→ What is expected
Drop all images and give the records again exactly.

→ Supplied records

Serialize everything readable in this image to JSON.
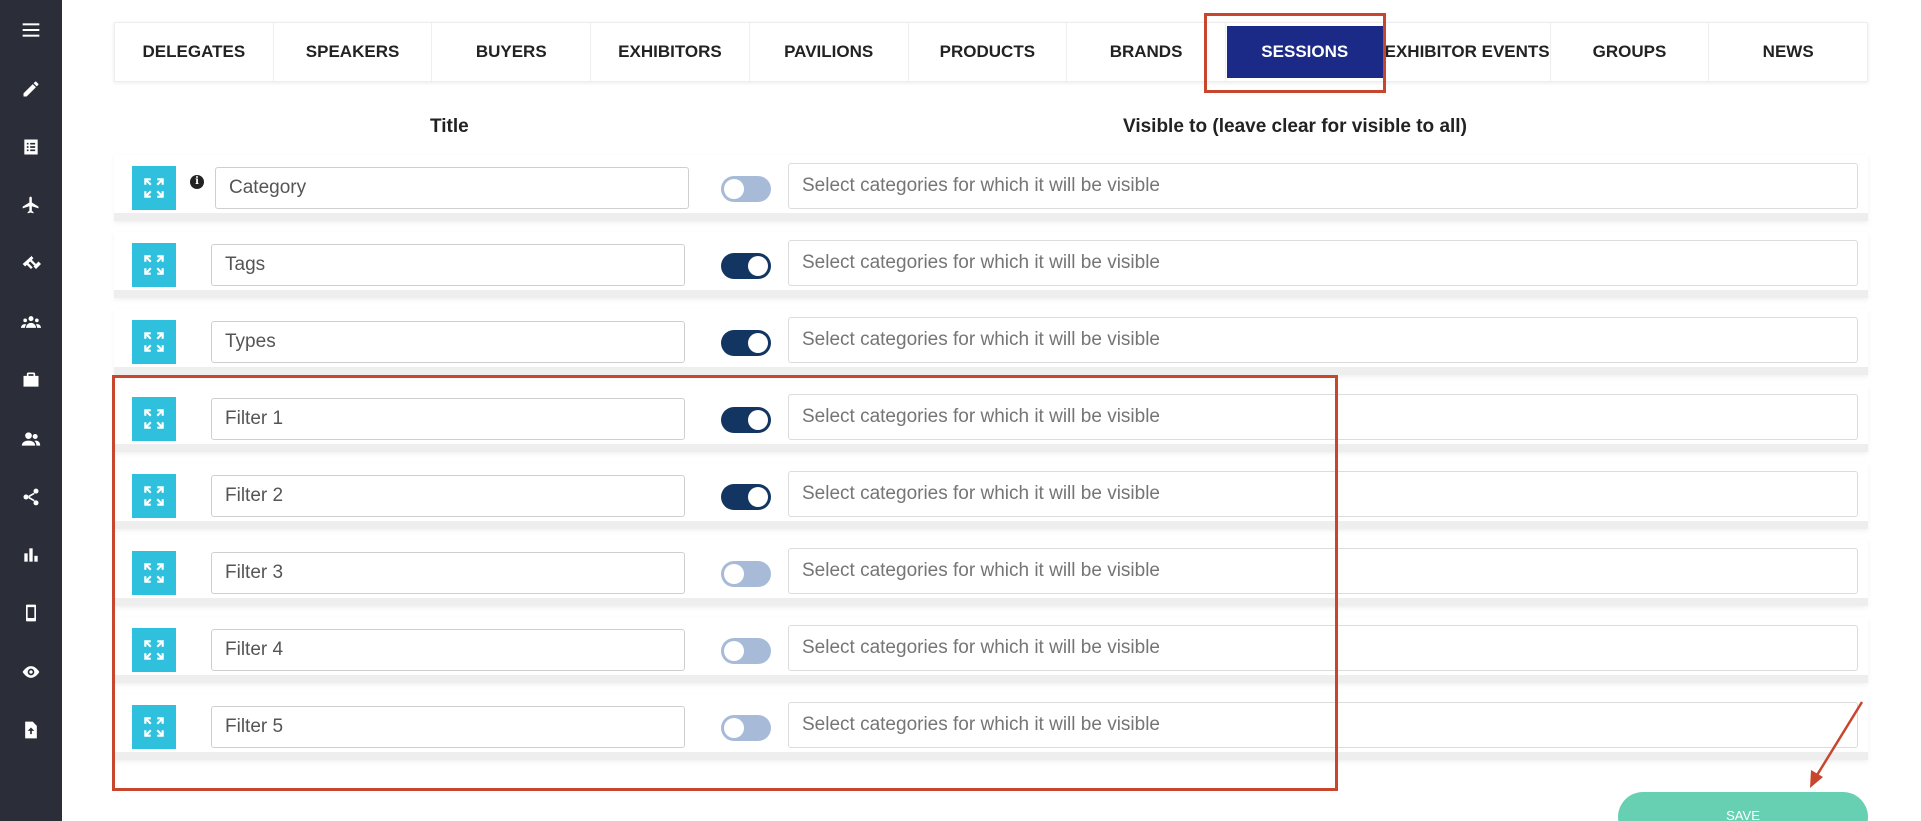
{
  "sidebar": {
    "icons": [
      "menu-icon",
      "pencil-icon",
      "list-icon",
      "plane-icon",
      "tag-icon",
      "group-icon",
      "briefcase-icon",
      "users-icon",
      "share-icon",
      "bar-chart-icon",
      "mobile-icon",
      "eye-icon",
      "file-upload-icon"
    ]
  },
  "tabs": [
    {
      "label": "DELEGATES"
    },
    {
      "label": "SPEAKERS"
    },
    {
      "label": "BUYERS"
    },
    {
      "label": "EXHIBITORS"
    },
    {
      "label": "PAVILIONS"
    },
    {
      "label": "PRODUCTS"
    },
    {
      "label": "BRANDS"
    },
    {
      "label": "SESSIONS",
      "active": true
    },
    {
      "label": "EXHIBITOR EVENTS"
    },
    {
      "label": "GROUPS"
    },
    {
      "label": "NEWS"
    }
  ],
  "columns": {
    "title": "Title",
    "visible_to": "Visible to (leave clear for visible to all)"
  },
  "rows": [
    {
      "title": "Category",
      "toggle_on": false,
      "placeholder": "Select categories for which it will be visible",
      "has_info": true
    },
    {
      "title": "Tags",
      "toggle_on": true,
      "placeholder": "Select categories for which it will be visible"
    },
    {
      "title": "Types",
      "toggle_on": true,
      "placeholder": "Select categories for which it will be visible"
    },
    {
      "title": "Filter 1",
      "toggle_on": true,
      "placeholder": "Select categories for which it will be visible"
    },
    {
      "title": "Filter 2",
      "toggle_on": true,
      "placeholder": "Select categories for which it will be visible"
    },
    {
      "title": "Filter 3",
      "toggle_on": false,
      "placeholder": "Select categories for which it will be visible"
    },
    {
      "title": "Filter 4",
      "toggle_on": false,
      "placeholder": "Select categories for which it will be visible"
    },
    {
      "title": "Filter 5",
      "toggle_on": false,
      "placeholder": "Select categories for which it will be visible"
    }
  ],
  "save_label": "SAVE",
  "colors": {
    "sidebar": "#2b2d38",
    "active_tab": "#1b2a86",
    "drag_button": "#2fc0dd",
    "toggle_on": "#123562",
    "toggle_off": "#a7bbd9",
    "save_button": "#67d0b2",
    "annotation": "#c8452e"
  }
}
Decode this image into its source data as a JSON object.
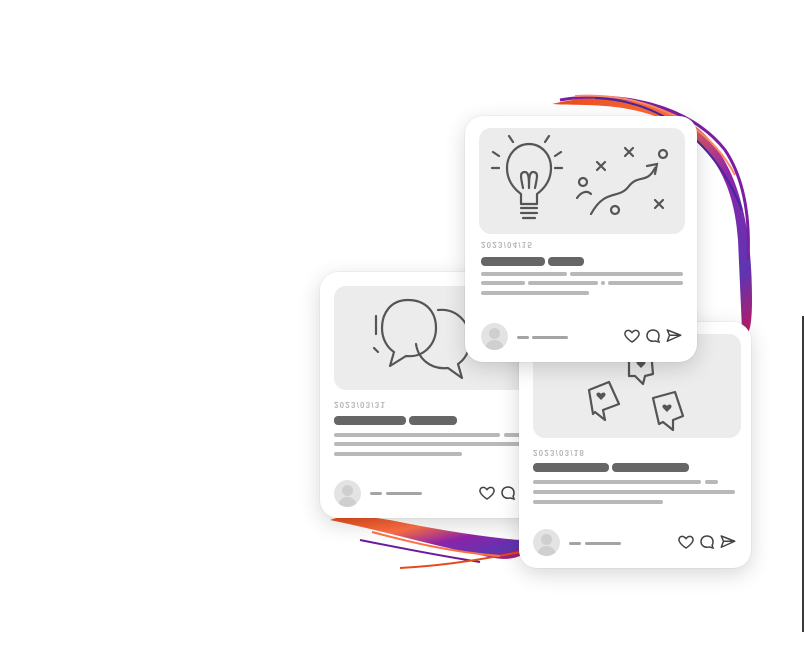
{
  "colors": {
    "background": "#ffffff",
    "card": "#ffffff",
    "image_placeholder": "#ececec",
    "icon_stroke": "#555555",
    "title_bar": "#666666",
    "text_line": "#b8b8b8",
    "brush_stroke": [
      "#e64a19",
      "#ff7043",
      "#8e24aa",
      "#5e35b1",
      "#c2185b"
    ]
  },
  "cards": [
    {
      "id": "discussion",
      "image_icon": "speech-bubbles-icon",
      "date": "2023/03/31",
      "actions": [
        "heart-icon",
        "comment-icon"
      ]
    },
    {
      "id": "strategy",
      "image_icon": "lightbulb-icon",
      "secondary_icon": "strategy-diagram-icon",
      "date": "2023/04/15",
      "actions": [
        "heart-icon",
        "comment-icon",
        "send-icon"
      ]
    },
    {
      "id": "social",
      "image_icon": "heart-notifications-icon",
      "date": "2023/03/18",
      "actions": [
        "heart-icon",
        "comment-icon",
        "send-icon"
      ]
    }
  ]
}
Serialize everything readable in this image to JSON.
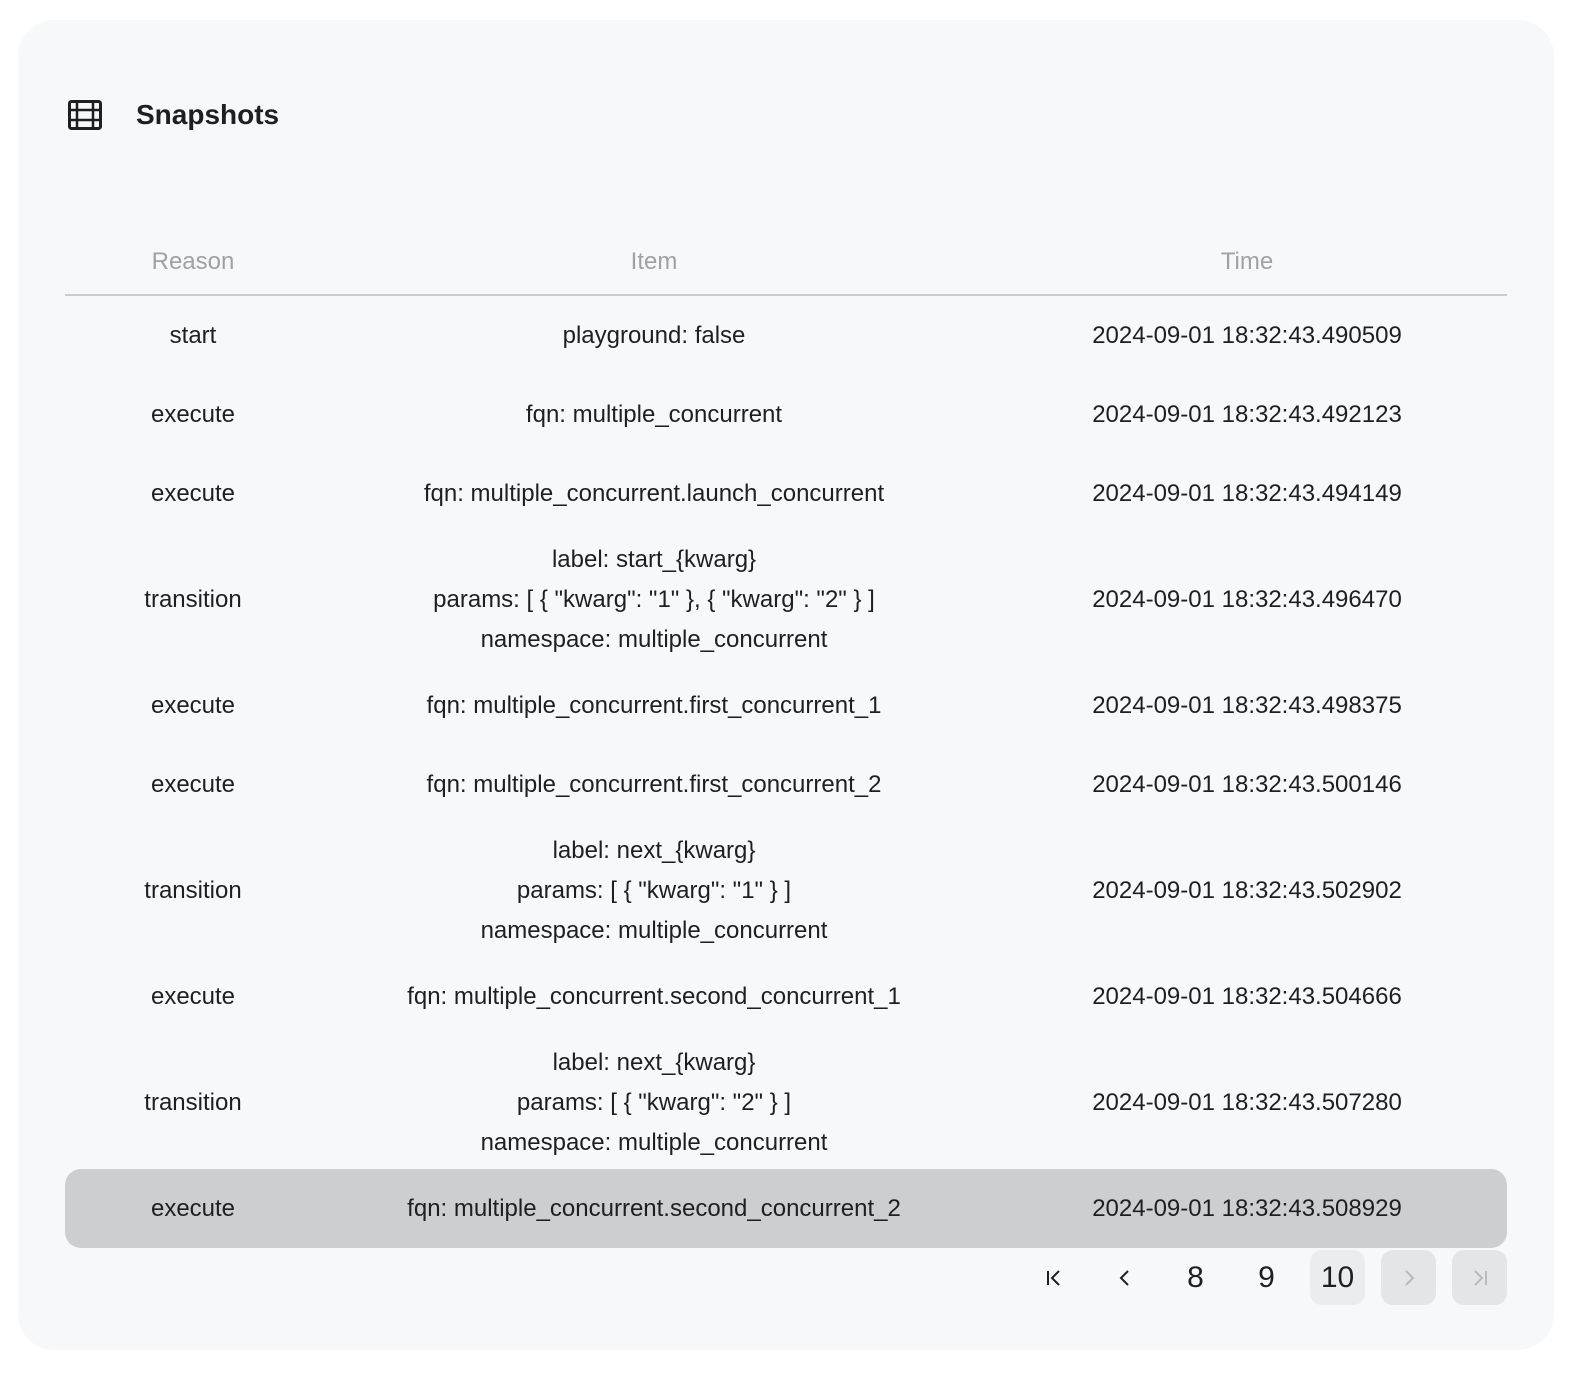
{
  "header": {
    "title": "Snapshots",
    "icon": "film-icon"
  },
  "table": {
    "columns": [
      "Reason",
      "Item",
      "Time"
    ],
    "rows": [
      {
        "reason": "start",
        "item": [
          "playground: false"
        ],
        "time": "2024-09-01 18:32:43.490509"
      },
      {
        "reason": "execute",
        "item": [
          "fqn: multiple_concurrent"
        ],
        "time": "2024-09-01 18:32:43.492123"
      },
      {
        "reason": "execute",
        "item": [
          "fqn: multiple_concurrent.launch_concurrent"
        ],
        "time": "2024-09-01 18:32:43.494149"
      },
      {
        "reason": "transition",
        "item": [
          "label: start_{kwarg}",
          "params: [ { \"kwarg\": \"1\" }, { \"kwarg\": \"2\" } ]",
          "namespace: multiple_concurrent"
        ],
        "time": "2024-09-01 18:32:43.496470"
      },
      {
        "reason": "execute",
        "item": [
          "fqn: multiple_concurrent.first_concurrent_1"
        ],
        "time": "2024-09-01 18:32:43.498375"
      },
      {
        "reason": "execute",
        "item": [
          "fqn: multiple_concurrent.first_concurrent_2"
        ],
        "time": "2024-09-01 18:32:43.500146"
      },
      {
        "reason": "transition",
        "item": [
          "label: next_{kwarg}",
          "params: [ { \"kwarg\": \"1\" } ]",
          "namespace: multiple_concurrent"
        ],
        "time": "2024-09-01 18:32:43.502902"
      },
      {
        "reason": "execute",
        "item": [
          "fqn: multiple_concurrent.second_concurrent_1"
        ],
        "time": "2024-09-01 18:32:43.504666"
      },
      {
        "reason": "transition",
        "item": [
          "label: next_{kwarg}",
          "params: [ { \"kwarg\": \"2\" } ]",
          "namespace: multiple_concurrent"
        ],
        "time": "2024-09-01 18:32:43.507280"
      },
      {
        "reason": "execute",
        "item": [
          "fqn: multiple_concurrent.second_concurrent_2"
        ],
        "time": "2024-09-01 18:32:43.508929",
        "selected": true
      }
    ]
  },
  "pagination": {
    "pages": [
      "8",
      "9",
      "10"
    ],
    "current": "10",
    "first_icon": "first-page-icon",
    "prev_icon": "chevron-left-icon",
    "next_icon": "chevron-right-icon",
    "last_icon": "last-page-icon"
  }
}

→ Exercise output
Serialize everything readable in this image to JSON.
{
  "sidebar": {
    "icons": [
      "menu-icon",
      "pencil-icon",
      "list-icon",
      "plane-icon",
      "tag-icon",
      "group-icon",
      "briefcase-icon",
      "users-icon",
      "share-icon",
      "bar-chart-icon",
      "mobile-icon",
      "eye-icon",
      "file-upload-icon"
    ]
  },
  "tabs": [
    {
      "label": "DELEGATES"
    },
    {
      "label": "SPEAKERS"
    },
    {
      "label": "BUYERS"
    },
    {
      "label": "EXHIBITORS"
    },
    {
      "label": "PAVILIONS"
    },
    {
      "label": "PRODUCTS"
    },
    {
      "label": "BRANDS"
    },
    {
      "label": "SESSIONS",
      "active": true
    },
    {
      "label": "EXHIBITOR EVENTS"
    },
    {
      "label": "GROUPS"
    },
    {
      "label": "NEWS"
    }
  ],
  "columns": {
    "title": "Title",
    "visible_to": "Visible to (leave clear for visible to all)"
  },
  "rows": [
    {
      "title": "Category",
      "toggle_on": false,
      "placeholder": "Select categories for which it will be visible",
      "has_info": true
    },
    {
      "title": "Tags",
      "toggle_on": true,
      "placeholder": "Select categories for which it will be visible"
    },
    {
      "title": "Types",
      "toggle_on": true,
      "placeholder": "Select categories for which it will be visible"
    },
    {
      "title": "Filter 1",
      "toggle_on": true,
      "placeholder": "Select categories for which it will be visible"
    },
    {
      "title": "Filter 2",
      "toggle_on": true,
      "placeholder": "Select categories for which it will be visible"
    },
    {
      "title": "Filter 3",
      "toggle_on": false,
      "placeholder": "Select categories for which it will be visible"
    },
    {
      "title": "Filter 4",
      "toggle_on": false,
      "placeholder": "Select categories for which it will be visible"
    },
    {
      "title": "Filter 5",
      "toggle_on": false,
      "placeholder": "Select categories for which it will be visible"
    }
  ],
  "save_label": "SAVE",
  "colors": {
    "sidebar": "#2b2d38",
    "active_tab": "#1b2a86",
    "drag_button": "#2fc0dd",
    "toggle_on": "#123562",
    "toggle_off": "#a7bbd9",
    "save_button": "#67d0b2",
    "annotation": "#c8452e"
  }
}
Decode this image into its source data as a JSON object.
{
  "colors": {
    "background": "#ffffff",
    "card": "#ffffff",
    "image_placeholder": "#ececec",
    "icon_stroke": "#555555",
    "title_bar": "#666666",
    "text_line": "#b8b8b8",
    "brush_stroke": [
      "#e64a19",
      "#ff7043",
      "#8e24aa",
      "#5e35b1",
      "#c2185b"
    ]
  },
  "cards": [
    {
      "id": "discussion",
      "image_icon": "speech-bubbles-icon",
      "date": "2023/03/31",
      "actions": [
        "heart-icon",
        "comment-icon"
      ]
    },
    {
      "id": "strategy",
      "image_icon": "lightbulb-icon",
      "secondary_icon": "strategy-diagram-icon",
      "date": "2023/04/15",
      "actions": [
        "heart-icon",
        "comment-icon",
        "send-icon"
      ]
    },
    {
      "id": "social",
      "image_icon": "heart-notifications-icon",
      "date": "2023/03/18",
      "actions": [
        "heart-icon",
        "comment-icon",
        "send-icon"
      ]
    }
  ]
}
Serialize everything readable in this image to JSON.
{
  "header": {
    "title": "Snapshots",
    "icon": "film-icon"
  },
  "table": {
    "columns": [
      "Reason",
      "Item",
      "Time"
    ],
    "rows": [
      {
        "reason": "start",
        "item": [
          "playground: false"
        ],
        "time": "2024-09-01 18:32:43.490509"
      },
      {
        "reason": "execute",
        "item": [
          "fqn: multiple_concurrent"
        ],
        "time": "2024-09-01 18:32:43.492123"
      },
      {
        "reason": "execute",
        "item": [
          "fqn: multiple_concurrent.launch_concurrent"
        ],
        "time": "2024-09-01 18:32:43.494149"
      },
      {
        "reason": "transition",
        "item": [
          "label: start_{kwarg}",
          "params: [ { \"kwarg\": \"1\" }, { \"kwarg\": \"2\" } ]",
          "namespace: multiple_concurrent"
        ],
        "time": "2024-09-01 18:32:43.496470"
      },
      {
        "reason": "execute",
        "item": [
          "fqn: multiple_concurrent.first_concurrent_1"
        ],
        "time": "2024-09-01 18:32:43.498375"
      },
      {
        "reason": "execute",
        "item": [
          "fqn: multiple_concurrent.first_concurrent_2"
        ],
        "time": "2024-09-01 18:32:43.500146"
      },
      {
        "reason": "transition",
        "item": [
          "label: next_{kwarg}",
          "params: [ { \"kwarg\": \"1\" } ]",
          "namespace: multiple_concurrent"
        ],
        "time": "2024-09-01 18:32:43.502902"
      },
      {
        "reason": "execute",
        "item": [
          "fqn: multiple_concurrent.second_concurrent_1"
        ],
        "time": "2024-09-01 18:32:43.504666"
      },
      {
        "reason": "transition",
        "item": [
          "label: next_{kwarg}",
          "params: [ { \"kwarg\": \"2\" } ]",
          "namespace: multiple_concurrent"
        ],
        "time": "2024-09-01 18:32:43.507280"
      },
      {
        "reason": "execute",
        "item": [
          "fqn: multiple_concurrent.second_concurrent_2"
        ],
        "time": "2024-09-01 18:32:43.508929",
        "selected": true
      }
    ]
  },
  "pagination": {
    "pages": [
      "8",
      "9",
      "10"
    ],
    "current": "10",
    "first_icon": "first-page-icon",
    "prev_icon": "chevron-left-icon",
    "next_icon": "chevron-right-icon",
    "last_icon": "last-page-icon"
  }
}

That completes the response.